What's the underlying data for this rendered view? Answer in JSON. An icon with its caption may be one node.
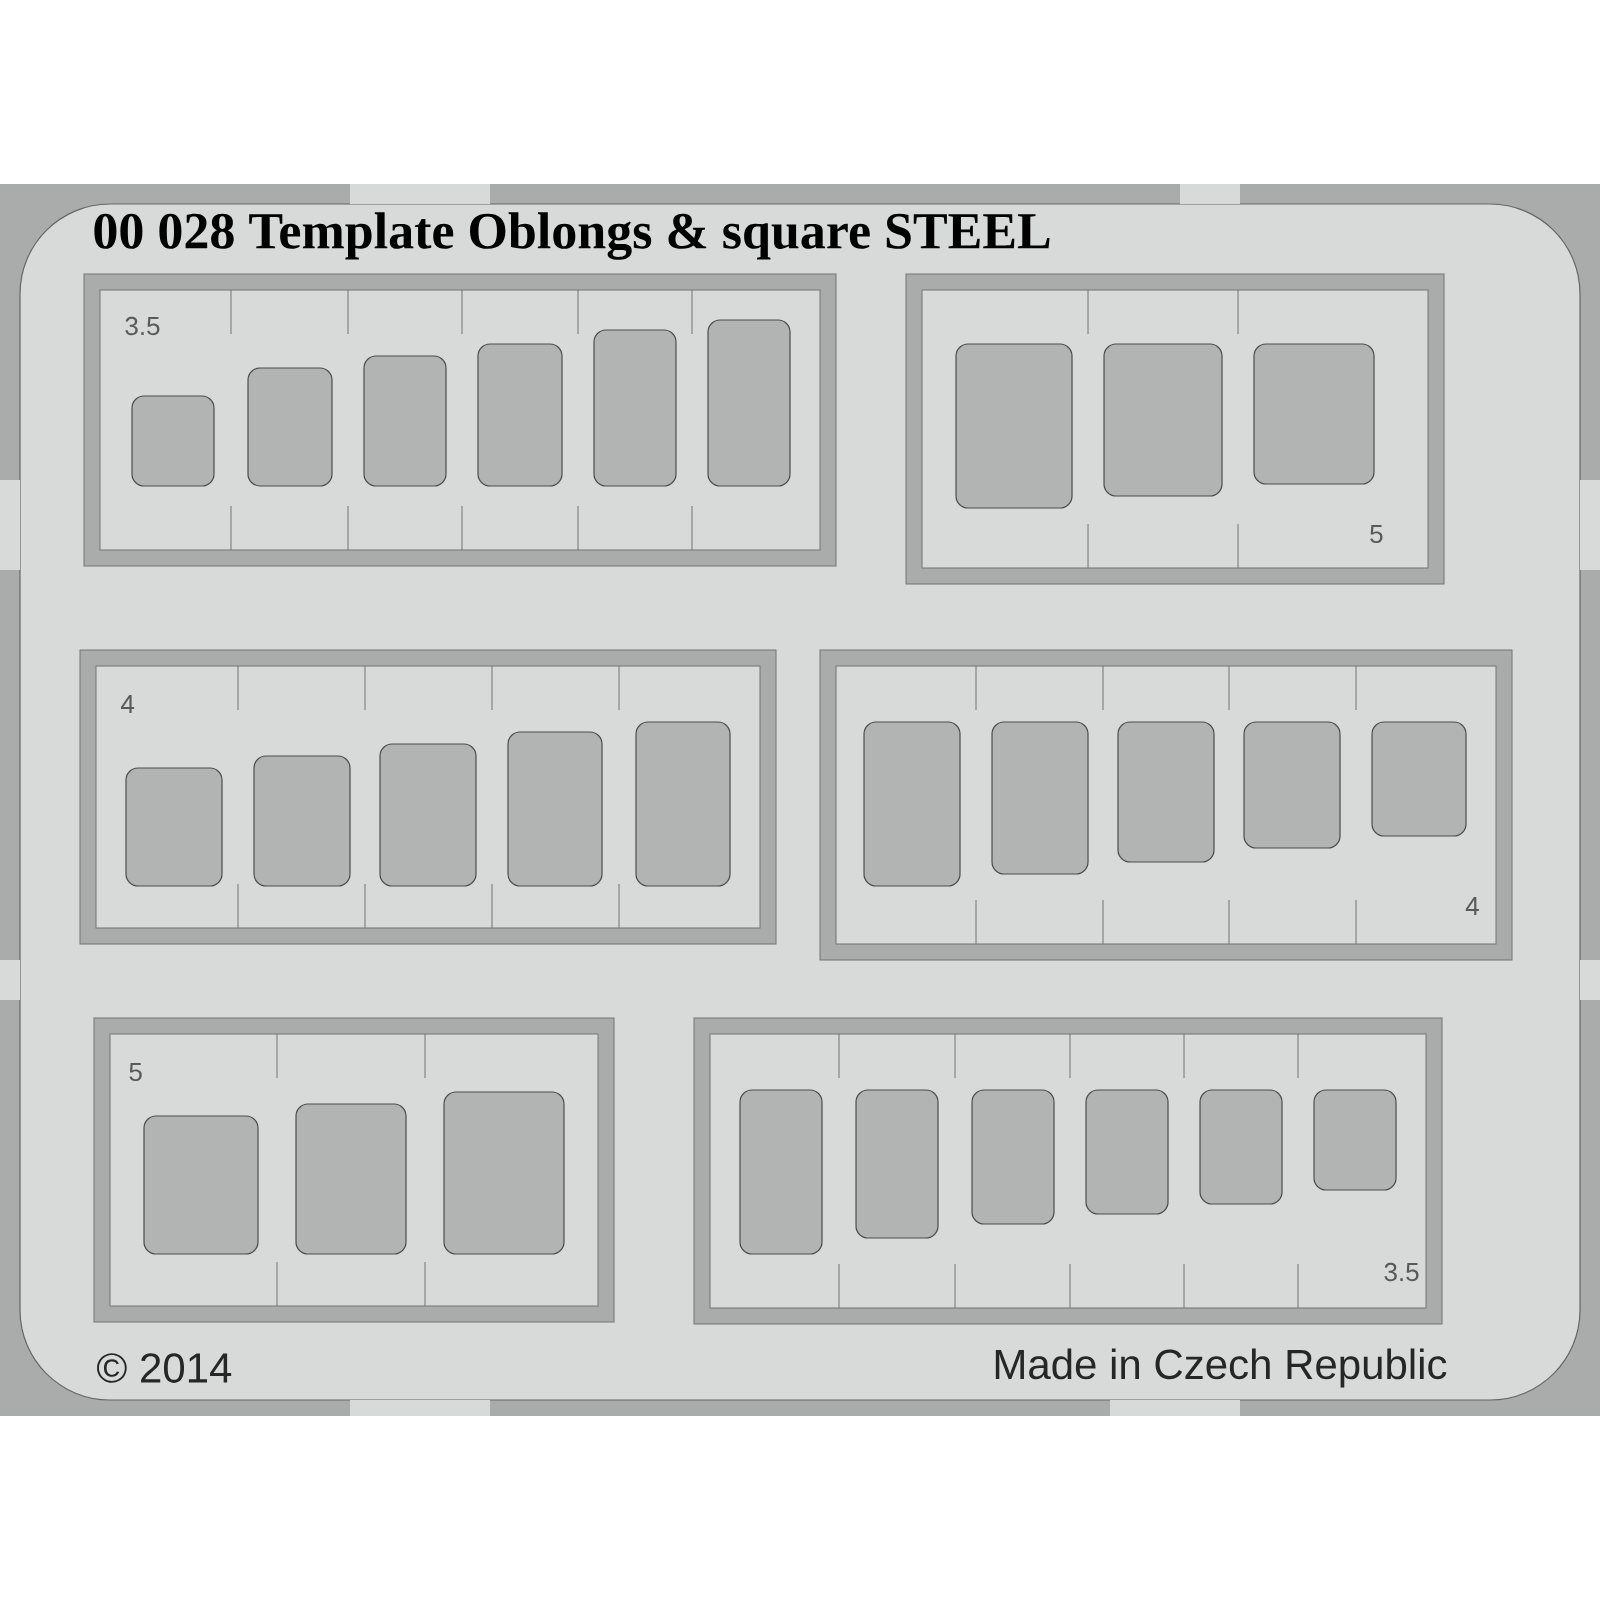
{
  "diagram": {
    "title": "00 028 Template Oblongs & square STEEL",
    "labels": [
      "3.5",
      "5",
      "4",
      "4",
      "5",
      "3.5",
      "© 2014",
      "Made in Czech Republic"
    ]
  }
}
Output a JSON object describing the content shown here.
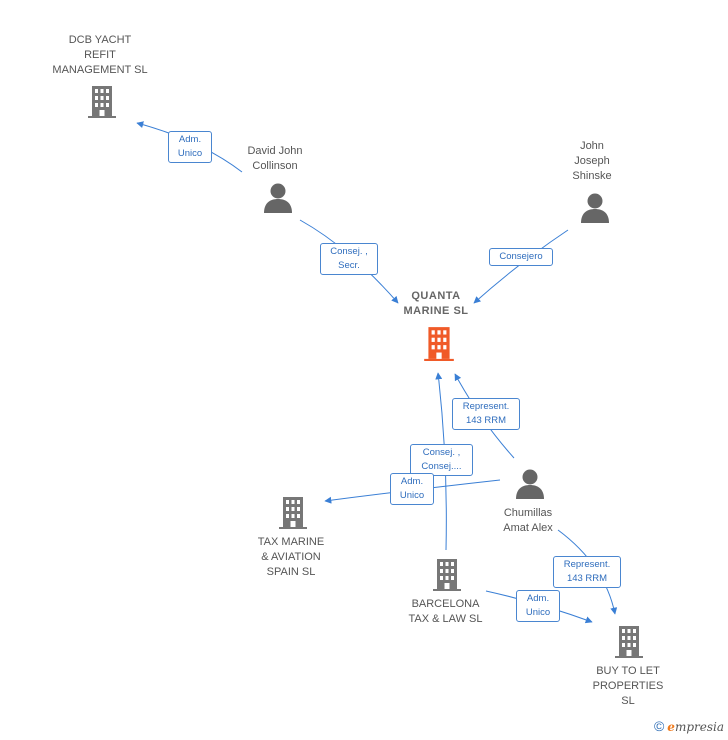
{
  "colors": {
    "edge": "#3a7fd5",
    "company": "#777777",
    "main_company": "#f05a28",
    "person": "#666666"
  },
  "nodes": {
    "dcb": "DCB YACHT\nREFIT\nMANAGEMENT SL",
    "david": "David John\nCollinson",
    "john": "John\nJoseph\nShinske",
    "quanta": "QUANTA\nMARINE  SL",
    "chumillas": "Chumillas\nAmat Alex",
    "taxmarine": "TAX MARINE\n& AVIATION\nSPAIN  SL",
    "barcelona": "BARCELONA\nTAX & LAW  SL",
    "buytolet": "BUY TO LET\nPROPERTIES\nSL"
  },
  "edges": {
    "adm_unico_dcb": "Adm.\nUnico",
    "consej_secr": "Consej. ,\nSecr.",
    "consejero": "Consejero",
    "represent_quanta": "Represent.\n143 RRM",
    "consej_consej": "Consej. ,\nConsej....",
    "adm_unico_tax": "Adm.\nUnico",
    "represent_buy": "Represent.\n143 RRM",
    "adm_unico_buy": "Adm.\nUnico"
  },
  "footer": {
    "copyright": "©",
    "brand_first": "e",
    "brand_rest": "mpresia"
  }
}
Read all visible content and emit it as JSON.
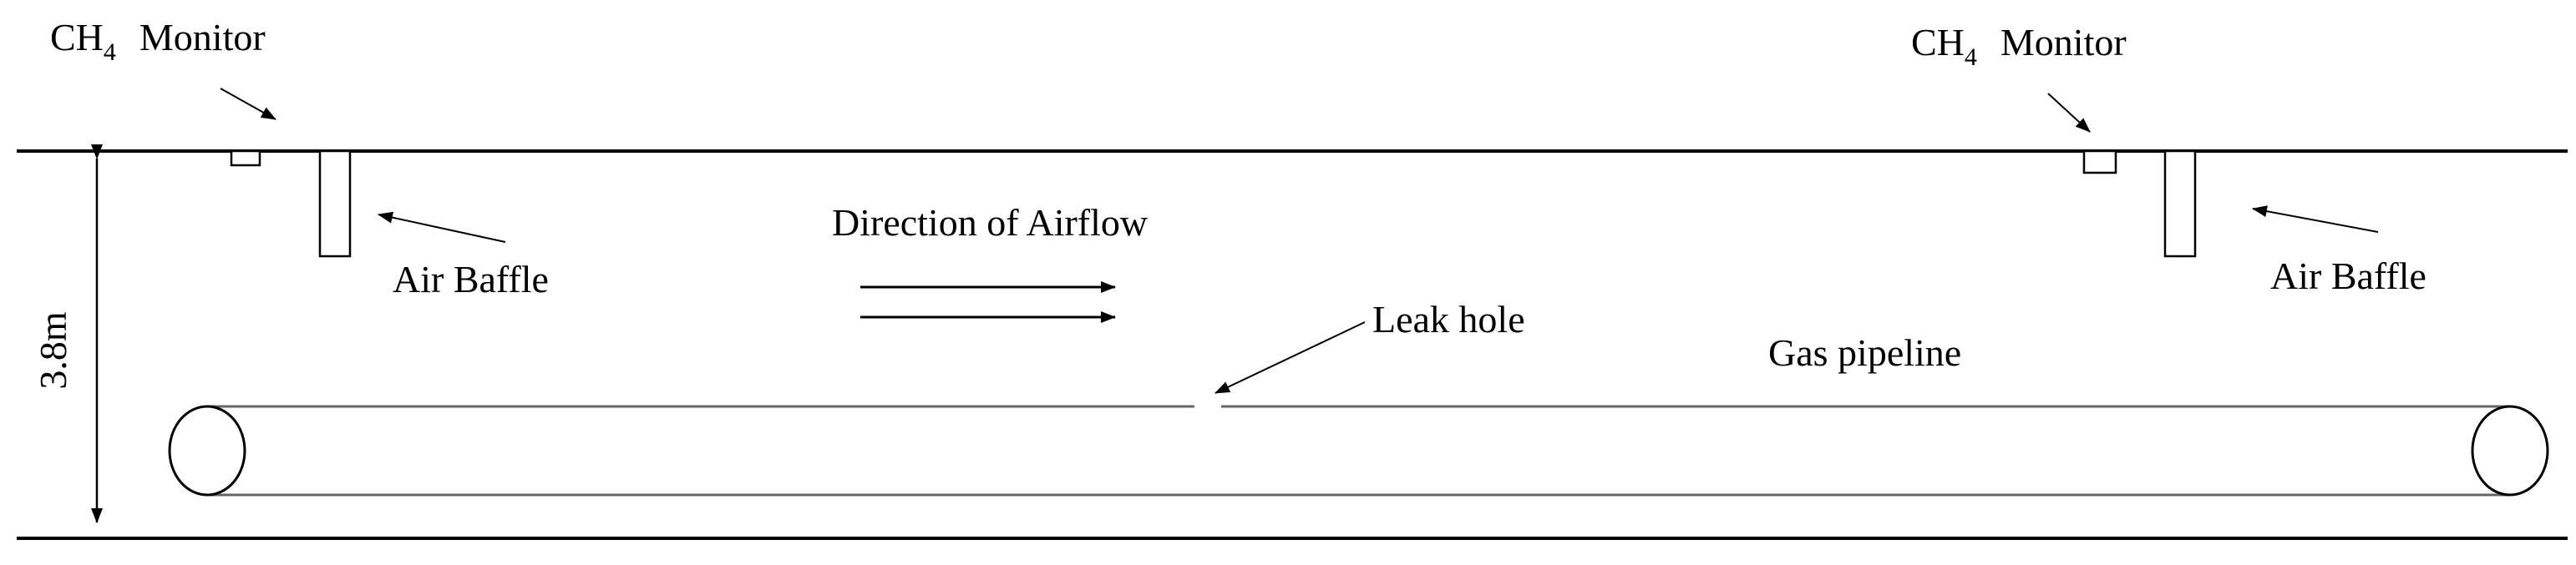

============

**Task prompt**
Write out every line above exactly as it is, leaving out the pictures.

**Answer**
What's the underlying data for this rendered view? Answer in JSON. An icon with its caption may be one node.
{
  "diagram": {
    "title": "00 028 Template Oblongs & square STEEL",
    "labels": [
      "3.5",
      "5",
      "4",
      "4",
      "5",
      "3.5",
      "© 2014",
      "Made in Czech Republic"
    ]
  }
}
Output a JSON object describing the content shown here.
{
  "colors": {
    "edge": "#3a7fd5",
    "company": "#777777",
    "main_company": "#f05a28",
    "person": "#666666"
  },
  "nodes": {
    "dcb": "DCB YACHT\nREFIT\nMANAGEMENT SL",
    "david": "David John\nCollinson",
    "john": "John\nJoseph\nShinske",
    "quanta": "QUANTA\nMARINE  SL",
    "chumillas": "Chumillas\nAmat Alex",
    "taxmarine": "TAX MARINE\n& AVIATION\nSPAIN  SL",
    "barcelona": "BARCELONA\nTAX & LAW  SL",
    "buytolet": "BUY TO LET\nPROPERTIES\nSL"
  },
  "edges": {
    "adm_unico_dcb": "Adm.\nUnico",
    "consej_secr": "Consej. ,\nSecr.",
    "consejero": "Consejero",
    "represent_quanta": "Represent.\n143 RRM",
    "consej_consej": "Consej. ,\nConsej....",
    "adm_unico_tax": "Adm.\nUnico",
    "represent_buy": "Represent.\n143 RRM",
    "adm_unico_buy": "Adm.\nUnico"
  },
  "footer": {
    "copyright": "©",
    "brand_first": "e",
    "brand_rest": "mpresia"
  }
}
Read all visible content and emit it as JSON.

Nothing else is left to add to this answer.